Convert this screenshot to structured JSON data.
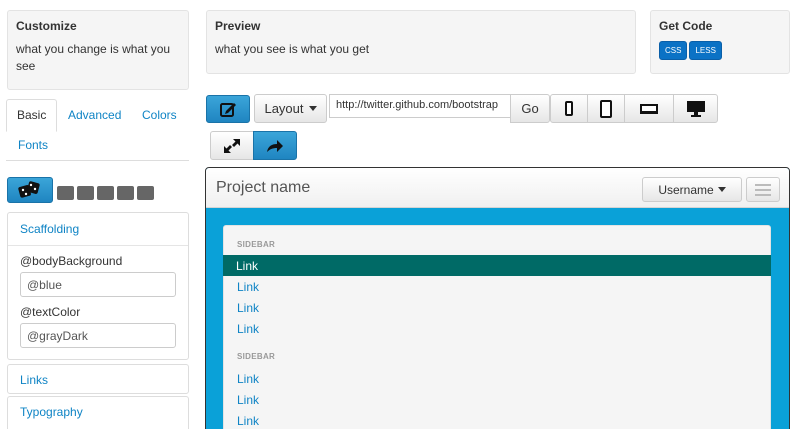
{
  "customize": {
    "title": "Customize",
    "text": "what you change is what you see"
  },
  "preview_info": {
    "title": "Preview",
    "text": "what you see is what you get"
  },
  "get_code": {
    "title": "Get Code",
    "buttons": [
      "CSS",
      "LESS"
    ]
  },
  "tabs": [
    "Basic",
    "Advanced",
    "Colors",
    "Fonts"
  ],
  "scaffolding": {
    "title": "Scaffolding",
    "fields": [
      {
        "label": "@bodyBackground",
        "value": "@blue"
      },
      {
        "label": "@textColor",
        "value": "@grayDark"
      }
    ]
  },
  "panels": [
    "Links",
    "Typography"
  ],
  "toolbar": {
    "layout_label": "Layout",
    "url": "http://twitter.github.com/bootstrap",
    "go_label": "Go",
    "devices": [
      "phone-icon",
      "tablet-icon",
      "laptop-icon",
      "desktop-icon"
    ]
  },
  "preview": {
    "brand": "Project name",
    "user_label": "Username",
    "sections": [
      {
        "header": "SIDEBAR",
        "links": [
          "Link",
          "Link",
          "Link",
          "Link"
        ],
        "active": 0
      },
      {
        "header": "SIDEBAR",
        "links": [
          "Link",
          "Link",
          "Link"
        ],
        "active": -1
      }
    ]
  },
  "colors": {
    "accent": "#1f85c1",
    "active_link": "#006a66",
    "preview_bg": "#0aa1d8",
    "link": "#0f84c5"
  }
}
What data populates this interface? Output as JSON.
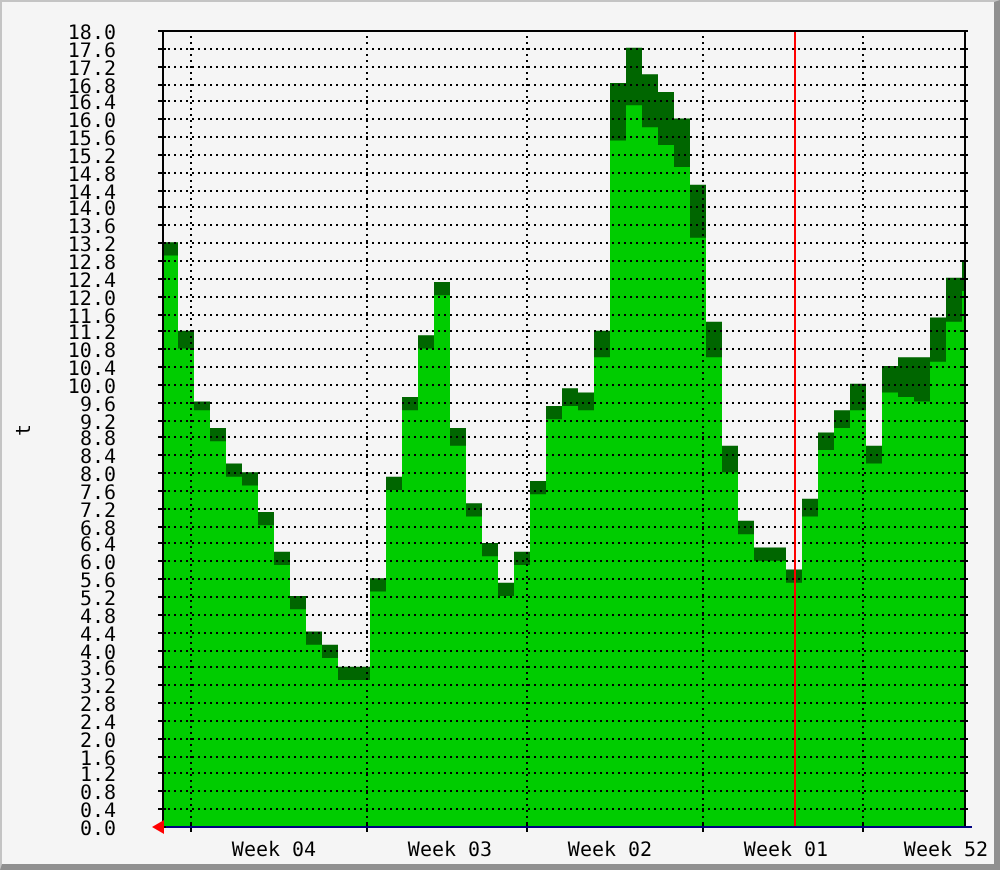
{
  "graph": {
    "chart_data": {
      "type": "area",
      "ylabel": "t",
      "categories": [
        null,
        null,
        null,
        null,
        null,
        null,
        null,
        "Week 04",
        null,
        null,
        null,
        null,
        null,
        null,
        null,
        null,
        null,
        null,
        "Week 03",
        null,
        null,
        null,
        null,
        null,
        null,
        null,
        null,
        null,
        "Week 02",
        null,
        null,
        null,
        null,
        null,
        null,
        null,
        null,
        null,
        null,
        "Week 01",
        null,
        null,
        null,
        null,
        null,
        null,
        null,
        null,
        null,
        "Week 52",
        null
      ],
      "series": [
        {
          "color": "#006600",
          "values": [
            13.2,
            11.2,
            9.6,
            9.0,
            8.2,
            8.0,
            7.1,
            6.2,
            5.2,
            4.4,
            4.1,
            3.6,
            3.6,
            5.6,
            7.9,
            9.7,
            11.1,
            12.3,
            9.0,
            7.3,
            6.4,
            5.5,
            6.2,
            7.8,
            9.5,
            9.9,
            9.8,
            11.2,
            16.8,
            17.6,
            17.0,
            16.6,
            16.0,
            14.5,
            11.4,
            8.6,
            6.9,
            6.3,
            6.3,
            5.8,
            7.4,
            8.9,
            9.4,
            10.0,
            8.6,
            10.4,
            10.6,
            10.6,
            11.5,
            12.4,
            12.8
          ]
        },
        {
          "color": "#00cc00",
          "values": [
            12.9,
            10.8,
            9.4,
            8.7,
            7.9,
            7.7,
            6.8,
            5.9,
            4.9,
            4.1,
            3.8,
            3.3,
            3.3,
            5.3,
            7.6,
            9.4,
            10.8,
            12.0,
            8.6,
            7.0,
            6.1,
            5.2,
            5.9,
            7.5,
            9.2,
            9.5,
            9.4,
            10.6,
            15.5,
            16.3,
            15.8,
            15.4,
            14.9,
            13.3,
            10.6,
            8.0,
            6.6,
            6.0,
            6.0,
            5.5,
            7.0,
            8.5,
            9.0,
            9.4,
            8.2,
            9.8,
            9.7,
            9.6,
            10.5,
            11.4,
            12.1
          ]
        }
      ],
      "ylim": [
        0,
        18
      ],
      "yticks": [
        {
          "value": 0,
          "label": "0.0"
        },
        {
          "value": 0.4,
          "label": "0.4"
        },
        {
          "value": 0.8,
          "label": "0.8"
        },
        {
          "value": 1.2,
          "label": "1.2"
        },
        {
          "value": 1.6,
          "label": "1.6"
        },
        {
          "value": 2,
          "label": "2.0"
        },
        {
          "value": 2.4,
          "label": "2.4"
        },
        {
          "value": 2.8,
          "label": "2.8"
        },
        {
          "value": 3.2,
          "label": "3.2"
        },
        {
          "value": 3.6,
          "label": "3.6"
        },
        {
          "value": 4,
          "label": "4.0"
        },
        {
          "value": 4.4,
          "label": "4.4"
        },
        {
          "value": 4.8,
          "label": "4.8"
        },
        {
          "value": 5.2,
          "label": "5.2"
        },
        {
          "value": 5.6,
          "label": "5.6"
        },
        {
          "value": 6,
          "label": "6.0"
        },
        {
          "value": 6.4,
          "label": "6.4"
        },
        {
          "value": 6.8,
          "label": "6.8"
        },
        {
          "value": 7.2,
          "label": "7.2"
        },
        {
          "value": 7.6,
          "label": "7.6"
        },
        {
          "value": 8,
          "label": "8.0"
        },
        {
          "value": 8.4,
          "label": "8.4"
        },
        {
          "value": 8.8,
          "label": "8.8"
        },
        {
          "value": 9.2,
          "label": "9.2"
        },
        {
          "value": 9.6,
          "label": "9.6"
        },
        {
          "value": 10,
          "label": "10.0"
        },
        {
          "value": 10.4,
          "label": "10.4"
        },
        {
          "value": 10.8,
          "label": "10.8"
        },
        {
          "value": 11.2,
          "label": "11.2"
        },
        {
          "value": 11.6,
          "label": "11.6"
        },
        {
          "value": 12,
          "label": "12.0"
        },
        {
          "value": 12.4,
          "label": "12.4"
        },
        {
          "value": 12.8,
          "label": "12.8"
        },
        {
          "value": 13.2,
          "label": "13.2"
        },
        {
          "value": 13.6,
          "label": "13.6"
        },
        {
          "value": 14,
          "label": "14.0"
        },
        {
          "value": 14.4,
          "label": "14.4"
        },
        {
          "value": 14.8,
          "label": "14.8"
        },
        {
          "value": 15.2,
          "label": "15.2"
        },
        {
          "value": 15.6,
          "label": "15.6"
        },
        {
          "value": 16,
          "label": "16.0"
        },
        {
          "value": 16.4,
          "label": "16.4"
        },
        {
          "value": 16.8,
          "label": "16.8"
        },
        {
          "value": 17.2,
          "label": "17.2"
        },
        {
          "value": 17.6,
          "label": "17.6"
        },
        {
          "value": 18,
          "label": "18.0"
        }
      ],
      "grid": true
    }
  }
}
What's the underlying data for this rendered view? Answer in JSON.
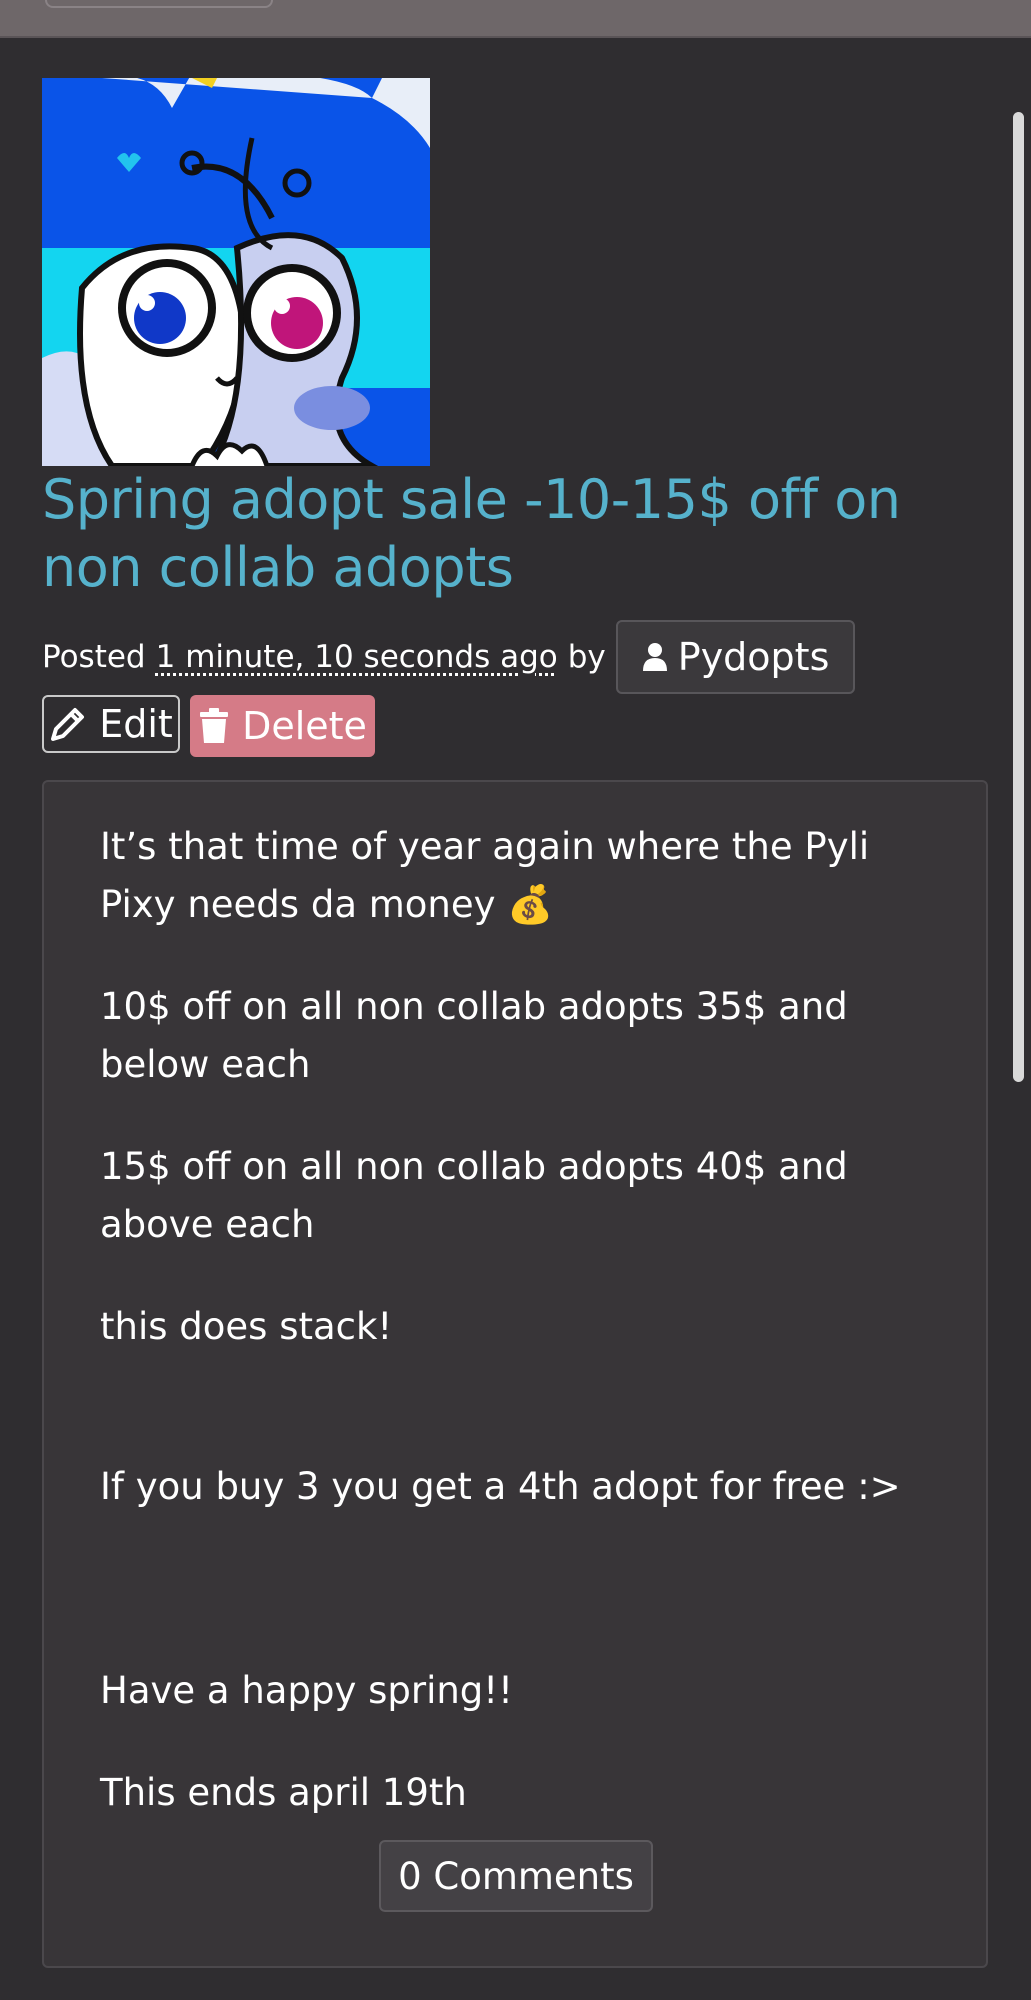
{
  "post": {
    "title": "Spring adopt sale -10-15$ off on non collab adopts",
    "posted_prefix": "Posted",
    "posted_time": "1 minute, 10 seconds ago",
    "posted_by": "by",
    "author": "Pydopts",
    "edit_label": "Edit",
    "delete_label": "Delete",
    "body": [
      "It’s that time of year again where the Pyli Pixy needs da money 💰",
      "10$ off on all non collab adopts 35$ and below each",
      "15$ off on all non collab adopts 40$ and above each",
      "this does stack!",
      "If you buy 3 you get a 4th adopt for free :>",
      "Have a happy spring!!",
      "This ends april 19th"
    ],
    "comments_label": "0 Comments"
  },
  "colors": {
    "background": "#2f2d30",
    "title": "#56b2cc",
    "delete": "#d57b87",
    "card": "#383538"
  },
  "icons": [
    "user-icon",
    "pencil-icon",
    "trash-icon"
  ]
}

====================

» OBJECTIVE: Restate the full listing verbatim and drop every picture.

» SOLUTION FOR THIS PROBLEM:
Convert this screenshot to structured JSON data.
{
  "customize": {
    "title": "Customize",
    "text": "what you change is what you see"
  },
  "preview_info": {
    "title": "Preview",
    "text": "what you see is what you get"
  },
  "get_code": {
    "title": "Get Code",
    "buttons": [
      "CSS",
      "LESS"
    ]
  },
  "tabs": [
    "Basic",
    "Advanced",
    "Colors",
    "Fonts"
  ],
  "scaffolding": {
    "title": "Scaffolding",
    "fields": [
      {
        "label": "@bodyBackground",
        "value": "@blue"
      },
      {
        "label": "@textColor",
        "value": "@grayDark"
      }
    ]
  },
  "panels": [
    "Links",
    "Typography"
  ],
  "toolbar": {
    "layout_label": "Layout",
    "url": "http://twitter.github.com/bootstrap",
    "go_label": "Go",
    "devices": [
      "phone-icon",
      "tablet-icon",
      "laptop-icon",
      "desktop-icon"
    ]
  },
  "preview": {
    "brand": "Project name",
    "user_label": "Username",
    "sections": [
      {
        "header": "SIDEBAR",
        "links": [
          "Link",
          "Link",
          "Link",
          "Link"
        ],
        "active": 0
      },
      {
        "header": "SIDEBAR",
        "links": [
          "Link",
          "Link",
          "Link"
        ],
        "active": -1
      }
    ]
  },
  "colors": {
    "accent": "#1f85c1",
    "active_link": "#006a66",
    "preview_bg": "#0aa1d8",
    "link": "#0f84c5"
  }
}
What data populates this interface? Output as JSON.
{
  "graph": {
    "chart_data": {
      "type": "area",
      "ylabel": "t",
      "categories": [
        null,
        null,
        null,
        null,
        null,
        null,
        null,
        "Week 04",
        null,
        null,
        null,
        null,
        null,
        null,
        null,
        null,
        null,
        null,
        "Week 03",
        null,
        null,
        null,
        null,
        null,
        null,
        null,
        null,
        null,
        "Week 02",
        null,
        null,
        null,
        null,
        null,
        null,
        null,
        null,
        null,
        null,
        "Week 01",
        null,
        null,
        null,
        null,
        null,
        null,
        null,
        null,
        null,
        "Week 52",
        null
      ],
      "series": [
        {
          "color": "#006600",
          "values": [
            13.2,
            11.2,
            9.6,
            9.0,
            8.2,
            8.0,
            7.1,
            6.2,
            5.2,
            4.4,
            4.1,
            3.6,
            3.6,
            5.6,
            7.9,
            9.7,
            11.1,
            12.3,
            9.0,
            7.3,
            6.4,
            5.5,
            6.2,
            7.8,
            9.5,
            9.9,
            9.8,
            11.2,
            16.8,
            17.6,
            17.0,
            16.6,
            16.0,
            14.5,
            11.4,
            8.6,
            6.9,
            6.3,
            6.3,
            5.8,
            7.4,
            8.9,
            9.4,
            10.0,
            8.6,
            10.4,
            10.6,
            10.6,
            11.5,
            12.4,
            12.8
          ]
        },
        {
          "color": "#00cc00",
          "values": [
            12.9,
            10.8,
            9.4,
            8.7,
            7.9,
            7.7,
            6.8,
            5.9,
            4.9,
            4.1,
            3.8,
            3.3,
            3.3,
            5.3,
            7.6,
            9.4,
            10.8,
            12.0,
            8.6,
            7.0,
            6.1,
            5.2,
            5.9,
            7.5,
            9.2,
            9.5,
            9.4,
            10.6,
            15.5,
            16.3,
            15.8,
            15.4,
            14.9,
            13.3,
            10.6,
            8.0,
            6.6,
            6.0,
            6.0,
            5.5,
            7.0,
            8.5,
            9.0,
            9.4,
            8.2,
            9.8,
            9.7,
            9.6,
            10.5,
            11.4,
            12.1
          ]
        }
      ],
      "ylim": [
        0,
        18
      ],
      "yticks": [
        {
          "value": 0,
          "label": "0.0"
        },
        {
          "value": 0.4,
          "label": "0.4"
        },
        {
          "value": 0.8,
          "label": "0.8"
        },
        {
          "value": 1.2,
          "label": "1.2"
        },
        {
          "value": 1.6,
          "label": "1.6"
        },
        {
          "value": 2,
          "label": "2.0"
        },
        {
          "value": 2.4,
          "label": "2.4"
        },
        {
          "value": 2.8,
          "label": "2.8"
        },
        {
          "value": 3.2,
          "label": "3.2"
        },
        {
          "value": 3.6,
          "label": "3.6"
        },
        {
          "value": 4,
          "label": "4.0"
        },
        {
          "value": 4.4,
          "label": "4.4"
        },
        {
          "value": 4.8,
          "label": "4.8"
        },
        {
          "value": 5.2,
          "label": "5.2"
        },
        {
          "value": 5.6,
          "label": "5.6"
        },
        {
          "value": 6,
          "label": "6.0"
        },
        {
          "value": 6.4,
          "label": "6.4"
        },
        {
          "value": 6.8,
          "label": "6.8"
        },
        {
          "value": 7.2,
          "label": "7.2"
        },
        {
          "value": 7.6,
          "label": "7.6"
        },
        {
          "value": 8,
          "label": "8.0"
        },
        {
          "value": 8.4,
          "label": "8.4"
        },
        {
          "value": 8.8,
          "label": "8.8"
        },
        {
          "value": 9.2,
          "label": "9.2"
        },
        {
          "value": 9.6,
          "label": "9.6"
        },
        {
          "value": 10,
          "label": "10.0"
        },
        {
          "value": 10.4,
          "label": "10.4"
        },
        {
          "value": 10.8,
          "label": "10.8"
        },
        {
          "value": 11.2,
          "label": "11.2"
        },
        {
          "value": 11.6,
          "label": "11.6"
        },
        {
          "value": 12,
          "label": "12.0"
        },
        {
          "value": 12.4,
          "label": "12.4"
        },
        {
          "value": 12.8,
          "label": "12.8"
        },
        {
          "value": 13.2,
          "label": "13.2"
        },
        {
          "value": 13.6,
          "label": "13.6"
        },
        {
          "value": 14,
          "label": "14.0"
        },
        {
          "value": 14.4,
          "label": "14.4"
        },
        {
          "value": 14.8,
          "label": "14.8"
        },
        {
          "value": 15.2,
          "label": "15.2"
        },
        {
          "value": 15.6,
          "label": "15.6"
        },
        {
          "value": 16,
          "label": "16.0"
        },
        {
          "value": 16.4,
          "label": "16.4"
        },
        {
          "value": 16.8,
          "label": "16.8"
        },
        {
          "value": 17.2,
          "label": "17.2"
        },
        {
          "value": 17.6,
          "label": "17.6"
        },
        {
          "value": 18,
          "label": "18.0"
        }
      ],
      "grid": true
    }
  }
}
What's the underlying data for this rendered view? Answer in JSON.
{
  "post": {
    "title": "Spring adopt sale -10-15$ off on non collab adopts",
    "posted_prefix": "Posted",
    "posted_time": "1 minute, 10 seconds ago",
    "posted_by": "by",
    "author": "Pydopts",
    "edit_label": "Edit",
    "delete_label": "Delete",
    "body": [
      "It’s that time of year again where the Pyli Pixy needs da money 💰",
      "10$ off on all non collab adopts 35$ and below each",
      "15$ off on all non collab adopts 40$ and above each",
      "this does stack!",
      "If you buy 3 you get a 4th adopt for free :>",
      "Have a happy spring!!",
      "This ends april 19th"
    ],
    "comments_label": "0 Comments"
  },
  "colors": {
    "background": "#2f2d30",
    "title": "#56b2cc",
    "delete": "#d57b87",
    "card": "#383538"
  },
  "icons": [
    "user-icon",
    "pencil-icon",
    "trash-icon"
  ]
}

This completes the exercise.